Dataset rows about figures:
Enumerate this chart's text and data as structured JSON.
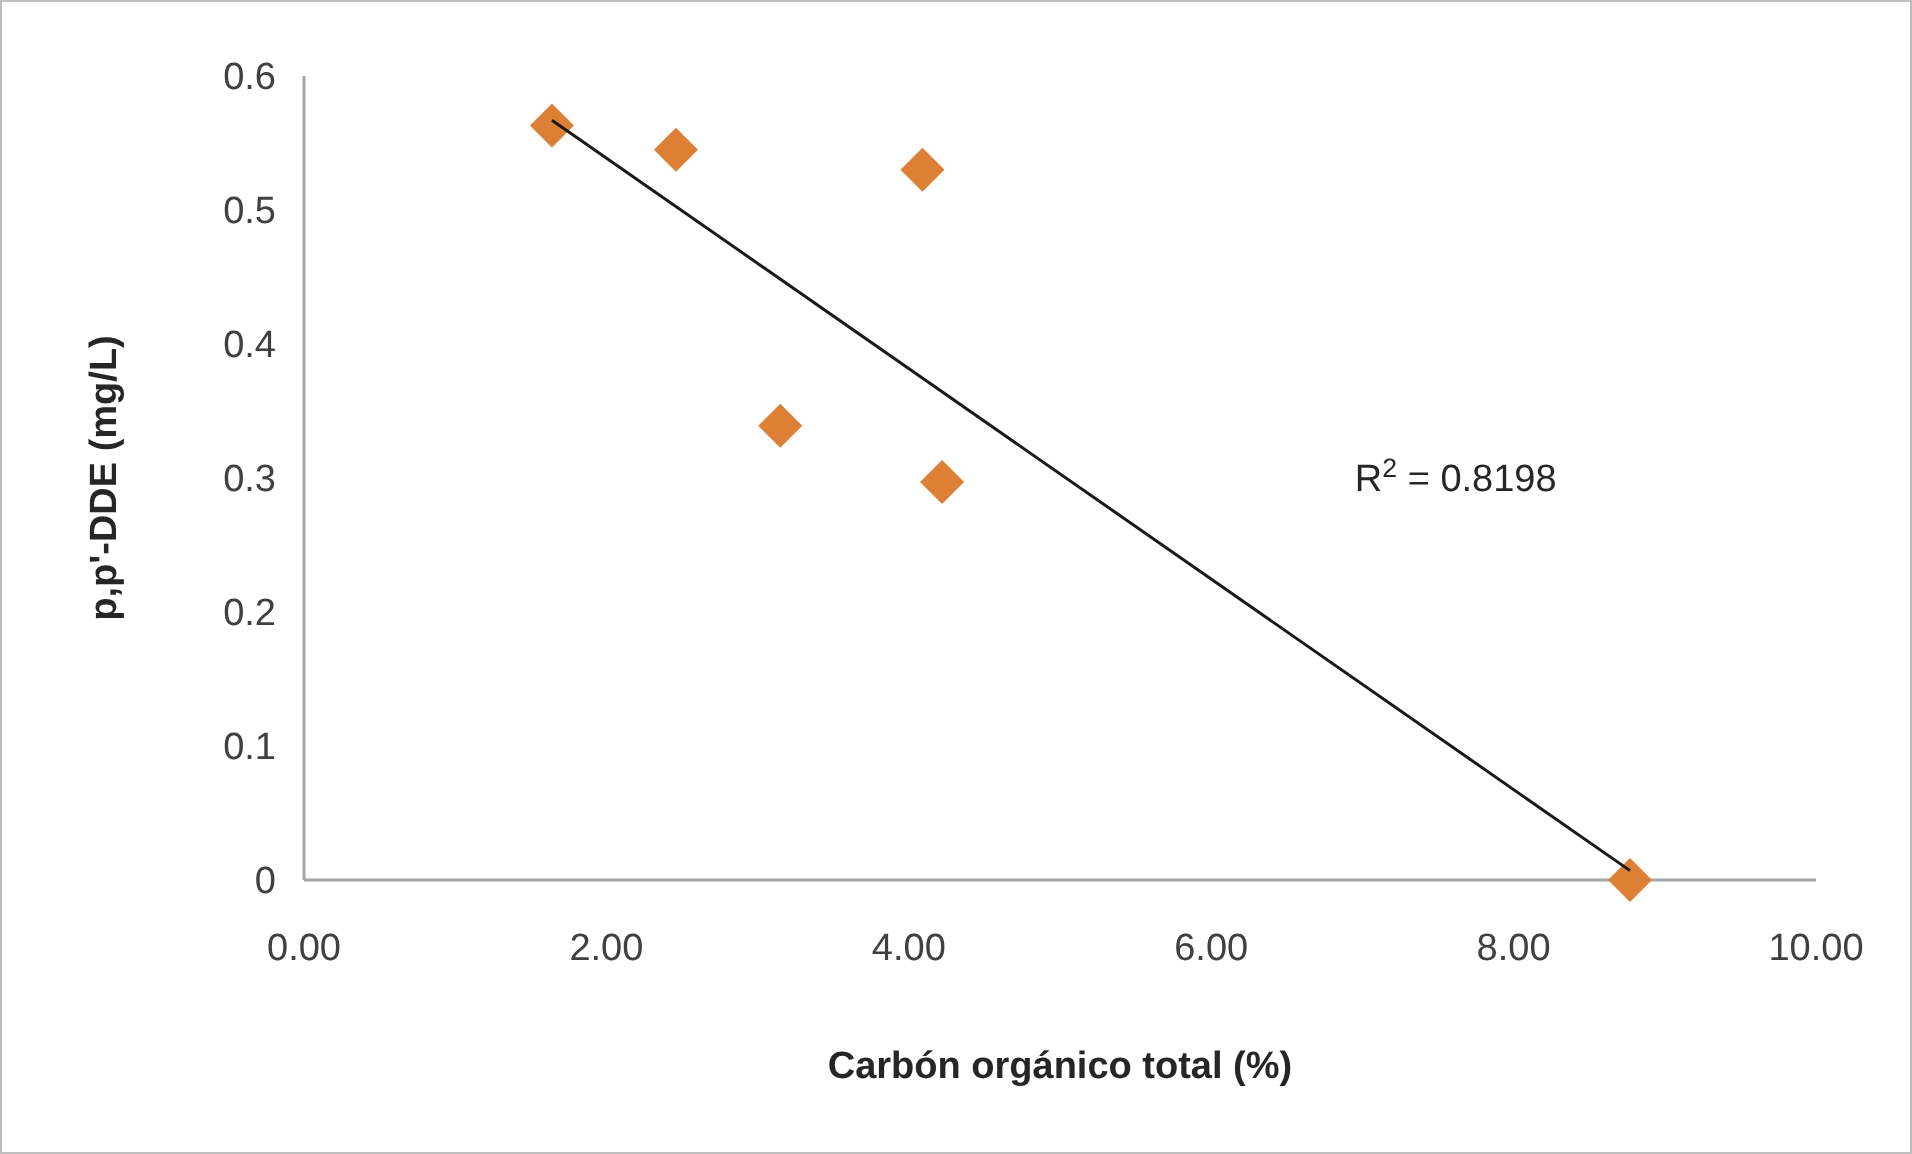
{
  "chart_data": {
    "type": "scatter",
    "xlabel": "Carbón orgánico total (%)",
    "ylabel": "p,p'-DDE (mg/L)",
    "xlim": [
      0,
      10
    ],
    "xticks": [
      {
        "value": 0,
        "label": "0.00"
      },
      {
        "value": 2,
        "label": "2.00"
      },
      {
        "value": 4,
        "label": "4.00"
      },
      {
        "value": 6,
        "label": "6.00"
      },
      {
        "value": 8,
        "label": "8.00"
      },
      {
        "value": 10,
        "label": "10.00"
      }
    ],
    "ylim": [
      0,
      0.6
    ],
    "yticks": [
      0,
      0.1,
      0.2,
      0.3,
      0.4,
      0.5,
      0.6
    ],
    "grid": false,
    "annotations": [
      "R$^{2}$ = 0.8198"
    ],
    "series": [
      {
        "color": "#dd8033",
        "marker": "diamond",
        "x": [
          1.64,
          2.46,
          4.09,
          3.15,
          4.22,
          8.77
        ],
        "values": [
          0.563,
          0.545,
          0.53,
          0.339,
          0.297,
          0
        ]
      },
      {
        "type": "line",
        "color": "#1a1a1a",
        "line_style": "solid",
        "marker": "none",
        "x": [
          1.64,
          8.77
        ],
        "values": [
          0.567,
          0.007
        ]
      }
    ]
  }
}
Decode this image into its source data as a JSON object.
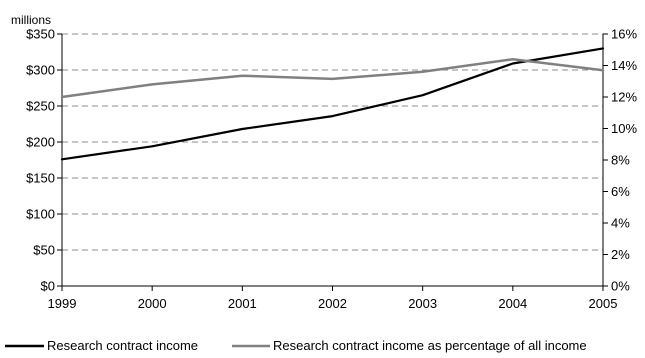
{
  "chart_data": {
    "type": "line",
    "title": "",
    "left_axis_unit_label": "millions",
    "x": [
      "1999",
      "2000",
      "2001",
      "2002",
      "2003",
      "2004",
      "2005"
    ],
    "x_tick_labels": [
      "1999",
      "2000",
      "2001",
      "2002",
      "2003",
      "2004",
      "2005"
    ],
    "left_axis": {
      "min": 0,
      "max": 350,
      "step": 50,
      "tick_labels": [
        "$0",
        "$50",
        "$100",
        "$150",
        "$200",
        "$250",
        "$300",
        "$350"
      ]
    },
    "right_axis": {
      "min": 0,
      "max": 16,
      "step": 2,
      "tick_labels": [
        "0%",
        "2%",
        "4%",
        "6%",
        "8%",
        "10%",
        "12%",
        "14%",
        "16%"
      ]
    },
    "grid": "horizontal dashed",
    "legend_position": "bottom",
    "series": [
      {
        "name": "Research contract income",
        "axis": "left",
        "color": "#000000",
        "values": [
          176,
          194,
          218,
          236,
          265,
          309,
          330
        ]
      },
      {
        "name": "Research contract income as percentage of all income",
        "axis": "right",
        "color": "#808080",
        "values": [
          12.0,
          12.8,
          13.35,
          13.15,
          13.6,
          14.4,
          13.7
        ]
      }
    ]
  }
}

# The problem
Copy nothing outside the span: please output the lines from the one with "Decode this image" through the end of the entries above, and skip the pictures.

# Result below
Decode this image into its source data as a JSON object.
{
  "chart_data": {
    "type": "line",
    "title": "",
    "left_axis_unit_label": "millions",
    "x": [
      "1999",
      "2000",
      "2001",
      "2002",
      "2003",
      "2004",
      "2005"
    ],
    "x_tick_labels": [
      "1999",
      "2000",
      "2001",
      "2002",
      "2003",
      "2004",
      "2005"
    ],
    "left_axis": {
      "min": 0,
      "max": 350,
      "step": 50,
      "tick_labels": [
        "$0",
        "$50",
        "$100",
        "$150",
        "$200",
        "$250",
        "$300",
        "$350"
      ]
    },
    "right_axis": {
      "min": 0,
      "max": 16,
      "step": 2,
      "tick_labels": [
        "0%",
        "2%",
        "4%",
        "6%",
        "8%",
        "10%",
        "12%",
        "14%",
        "16%"
      ]
    },
    "grid": "horizontal dashed",
    "legend_position": "bottom",
    "series": [
      {
        "name": "Research contract income",
        "axis": "left",
        "color": "#000000",
        "values": [
          176,
          194,
          218,
          236,
          265,
          309,
          330
        ]
      },
      {
        "name": "Research contract income as percentage of all income",
        "axis": "right",
        "color": "#808080",
        "values": [
          12.0,
          12.8,
          13.35,
          13.15,
          13.6,
          14.4,
          13.7
        ]
      }
    ]
  }
}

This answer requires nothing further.